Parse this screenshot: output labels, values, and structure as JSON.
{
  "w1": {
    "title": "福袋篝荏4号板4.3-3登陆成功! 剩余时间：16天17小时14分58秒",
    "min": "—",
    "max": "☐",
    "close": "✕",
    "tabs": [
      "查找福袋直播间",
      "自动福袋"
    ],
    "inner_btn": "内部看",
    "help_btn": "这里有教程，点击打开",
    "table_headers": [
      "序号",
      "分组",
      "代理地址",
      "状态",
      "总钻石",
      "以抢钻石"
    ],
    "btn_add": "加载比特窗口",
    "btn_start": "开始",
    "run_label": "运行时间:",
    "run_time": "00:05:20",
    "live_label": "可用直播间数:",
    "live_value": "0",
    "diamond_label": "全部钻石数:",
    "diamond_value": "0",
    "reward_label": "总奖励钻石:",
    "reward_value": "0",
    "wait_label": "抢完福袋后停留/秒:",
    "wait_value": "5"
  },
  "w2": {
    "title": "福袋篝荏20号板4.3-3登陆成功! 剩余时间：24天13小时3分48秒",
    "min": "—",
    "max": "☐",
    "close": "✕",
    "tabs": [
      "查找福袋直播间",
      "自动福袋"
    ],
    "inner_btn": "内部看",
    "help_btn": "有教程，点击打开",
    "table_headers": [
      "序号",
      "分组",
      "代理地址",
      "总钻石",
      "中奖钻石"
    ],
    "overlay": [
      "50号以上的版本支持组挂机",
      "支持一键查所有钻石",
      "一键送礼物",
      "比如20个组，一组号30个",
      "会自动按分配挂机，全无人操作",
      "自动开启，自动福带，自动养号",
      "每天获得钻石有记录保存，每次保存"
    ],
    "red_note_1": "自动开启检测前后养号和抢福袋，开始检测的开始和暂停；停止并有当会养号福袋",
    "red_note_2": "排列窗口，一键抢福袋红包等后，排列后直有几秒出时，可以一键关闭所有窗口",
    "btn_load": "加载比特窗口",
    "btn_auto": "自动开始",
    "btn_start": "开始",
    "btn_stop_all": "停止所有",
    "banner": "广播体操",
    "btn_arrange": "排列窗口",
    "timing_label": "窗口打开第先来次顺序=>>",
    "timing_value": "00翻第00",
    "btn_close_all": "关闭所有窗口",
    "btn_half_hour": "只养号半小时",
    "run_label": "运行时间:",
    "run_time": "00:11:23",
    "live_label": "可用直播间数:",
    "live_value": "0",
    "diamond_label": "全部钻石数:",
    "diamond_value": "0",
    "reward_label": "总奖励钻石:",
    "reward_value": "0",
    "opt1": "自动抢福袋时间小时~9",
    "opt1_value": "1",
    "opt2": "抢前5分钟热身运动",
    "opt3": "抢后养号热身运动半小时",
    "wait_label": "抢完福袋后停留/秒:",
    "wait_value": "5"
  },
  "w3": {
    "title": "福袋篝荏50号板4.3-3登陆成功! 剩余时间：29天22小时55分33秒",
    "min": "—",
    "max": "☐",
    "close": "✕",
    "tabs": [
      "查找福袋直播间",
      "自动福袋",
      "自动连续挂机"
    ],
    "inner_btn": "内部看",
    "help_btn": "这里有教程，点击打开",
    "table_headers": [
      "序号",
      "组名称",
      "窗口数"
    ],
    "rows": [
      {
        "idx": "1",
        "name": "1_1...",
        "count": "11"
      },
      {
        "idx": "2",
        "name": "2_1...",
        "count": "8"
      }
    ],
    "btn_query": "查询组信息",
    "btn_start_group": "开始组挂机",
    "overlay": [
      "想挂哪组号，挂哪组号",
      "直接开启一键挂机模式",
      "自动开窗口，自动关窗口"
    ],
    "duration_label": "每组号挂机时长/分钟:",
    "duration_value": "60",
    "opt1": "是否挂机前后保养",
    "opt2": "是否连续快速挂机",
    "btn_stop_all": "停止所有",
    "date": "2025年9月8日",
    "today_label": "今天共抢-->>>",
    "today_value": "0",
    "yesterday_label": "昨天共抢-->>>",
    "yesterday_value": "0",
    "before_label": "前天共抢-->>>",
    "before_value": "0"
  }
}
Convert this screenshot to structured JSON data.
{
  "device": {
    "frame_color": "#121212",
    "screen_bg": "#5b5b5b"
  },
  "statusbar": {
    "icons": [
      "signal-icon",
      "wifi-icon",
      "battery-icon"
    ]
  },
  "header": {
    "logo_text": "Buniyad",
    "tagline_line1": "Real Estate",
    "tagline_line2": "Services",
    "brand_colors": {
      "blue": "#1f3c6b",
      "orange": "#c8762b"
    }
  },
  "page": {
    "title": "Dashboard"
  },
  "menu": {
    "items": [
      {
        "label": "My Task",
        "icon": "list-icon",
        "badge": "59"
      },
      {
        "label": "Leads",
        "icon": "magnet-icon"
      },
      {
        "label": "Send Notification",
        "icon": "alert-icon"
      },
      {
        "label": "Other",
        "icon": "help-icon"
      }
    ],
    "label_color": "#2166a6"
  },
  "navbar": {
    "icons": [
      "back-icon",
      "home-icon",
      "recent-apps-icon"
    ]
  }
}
------
Please repeat all the records above exactly as they appear.

→ **SOLUTION TO THE EXERCISE**
Parse this screenshot: output labels, values, and structure as JSON.
{
  "w1": {
    "title": "福袋篝荏4号板4.3-3登陆成功! 剩余时间：16天17小时14分58秒",
    "min": "—",
    "max": "☐",
    "close": "✕",
    "tabs": [
      "查找福袋直播间",
      "自动福袋"
    ],
    "inner_btn": "内部看",
    "help_btn": "这里有教程，点击打开",
    "table_headers": [
      "序号",
      "分组",
      "代理地址",
      "状态",
      "总钻石",
      "以抢钻石"
    ],
    "btn_add": "加载比特窗口",
    "btn_start": "开始",
    "run_label": "运行时间:",
    "run_time": "00:05:20",
    "live_label": "可用直播间数:",
    "live_value": "0",
    "diamond_label": "全部钻石数:",
    "diamond_value": "0",
    "reward_label": "总奖励钻石:",
    "reward_value": "0",
    "wait_label": "抢完福袋后停留/秒:",
    "wait_value": "5"
  },
  "w2": {
    "title": "福袋篝荏20号板4.3-3登陆成功! 剩余时间：24天13小时3分48秒",
    "min": "—",
    "max": "☐",
    "close": "✕",
    "tabs": [
      "查找福袋直播间",
      "自动福袋"
    ],
    "inner_btn": "内部看",
    "help_btn": "有教程，点击打开",
    "table_headers": [
      "序号",
      "分组",
      "代理地址",
      "总钻石",
      "中奖钻石"
    ],
    "overlay": [
      "50号以上的版本支持组挂机",
      "支持一键查所有钻石",
      "一键送礼物",
      "比如20个组，一组号30个",
      "会自动按分配挂机，全无人操作",
      "自动开启，自动福带，自动养号",
      "每天获得钻石有记录保存，每次保存"
    ],
    "red_note_1": "自动开启检测前后养号和抢福袋，开始检测的开始和暂停；停止并有当会养号福袋",
    "red_note_2": "排列窗口，一键抢福袋红包等后，排列后直有几秒出时，可以一键关闭所有窗口",
    "btn_load": "加载比特窗口",
    "btn_auto": "自动开始",
    "btn_start": "开始",
    "btn_stop_all": "停止所有",
    "banner": "广播体操",
    "btn_arrange": "排列窗口",
    "timing_label": "窗口打开第先来次顺序=>>",
    "timing_value": "00翻第00",
    "btn_close_all": "关闭所有窗口",
    "btn_half_hour": "只养号半小时",
    "run_label": "运行时间:",
    "run_time": "00:11:23",
    "live_label": "可用直播间数:",
    "live_value": "0",
    "diamond_label": "全部钻石数:",
    "diamond_value": "0",
    "reward_label": "总奖励钻石:",
    "reward_value": "0",
    "opt1": "自动抢福袋时间小时~9",
    "opt1_value": "1",
    "opt2": "抢前5分钟热身运动",
    "opt3": "抢后养号热身运动半小时",
    "wait_label": "抢完福袋后停留/秒:",
    "wait_value": "5"
  },
  "w3": {
    "title": "福袋篝荏50号板4.3-3登陆成功! 剩余时间：29天22小时55分33秒",
    "min": "—",
    "max": "☐",
    "close": "✕",
    "tabs": [
      "查找福袋直播间",
      "自动福袋",
      "自动连续挂机"
    ],
    "inner_btn": "内部看",
    "help_btn": "这里有教程，点击打开",
    "table_headers": [
      "序号",
      "组名称",
      "窗口数"
    ],
    "rows": [
      {
        "idx": "1",
        "name": "1_1...",
        "count": "11"
      },
      {
        "idx": "2",
        "name": "2_1...",
        "count": "8"
      }
    ],
    "btn_query": "查询组信息",
    "btn_start_group": "开始组挂机",
    "overlay": [
      "想挂哪组号，挂哪组号",
      "直接开启一键挂机模式",
      "自动开窗口，自动关窗口"
    ],
    "duration_label": "每组号挂机时长/分钟:",
    "duration_value": "60",
    "opt1": "是否挂机前后保养",
    "opt2": "是否连续快速挂机",
    "btn_stop_all": "停止所有",
    "date": "2025年9月8日",
    "today_label": "今天共抢-->>>",
    "today_value": "0",
    "yesterday_label": "昨天共抢-->>>",
    "yesterday_value": "0",
    "before_label": "前天共抢-->>>",
    "before_value": "0"
  }
}
Convert this screenshot to structured JSON data.
{
  "device": {
    "frame_color": "#121212",
    "screen_bg": "#5b5b5b"
  },
  "statusbar": {
    "icons": [
      "signal-icon",
      "wifi-icon",
      "battery-icon"
    ]
  },
  "header": {
    "logo_text": "Buniyad",
    "tagline_line1": "Real Estate",
    "tagline_line2": "Services",
    "brand_colors": {
      "blue": "#1f3c6b",
      "orange": "#c8762b"
    }
  },
  "page": {
    "title": "Dashboard"
  },
  "menu": {
    "items": [
      {
        "label": "My Task",
        "icon": "list-icon",
        "badge": "59"
      },
      {
        "label": "Leads",
        "icon": "magnet-icon"
      },
      {
        "label": "Send Notification",
        "icon": "alert-icon"
      },
      {
        "label": "Other",
        "icon": "help-icon"
      }
    ],
    "label_color": "#2166a6"
  },
  "navbar": {
    "icons": [
      "back-icon",
      "home-icon",
      "recent-apps-icon"
    ]
  }
}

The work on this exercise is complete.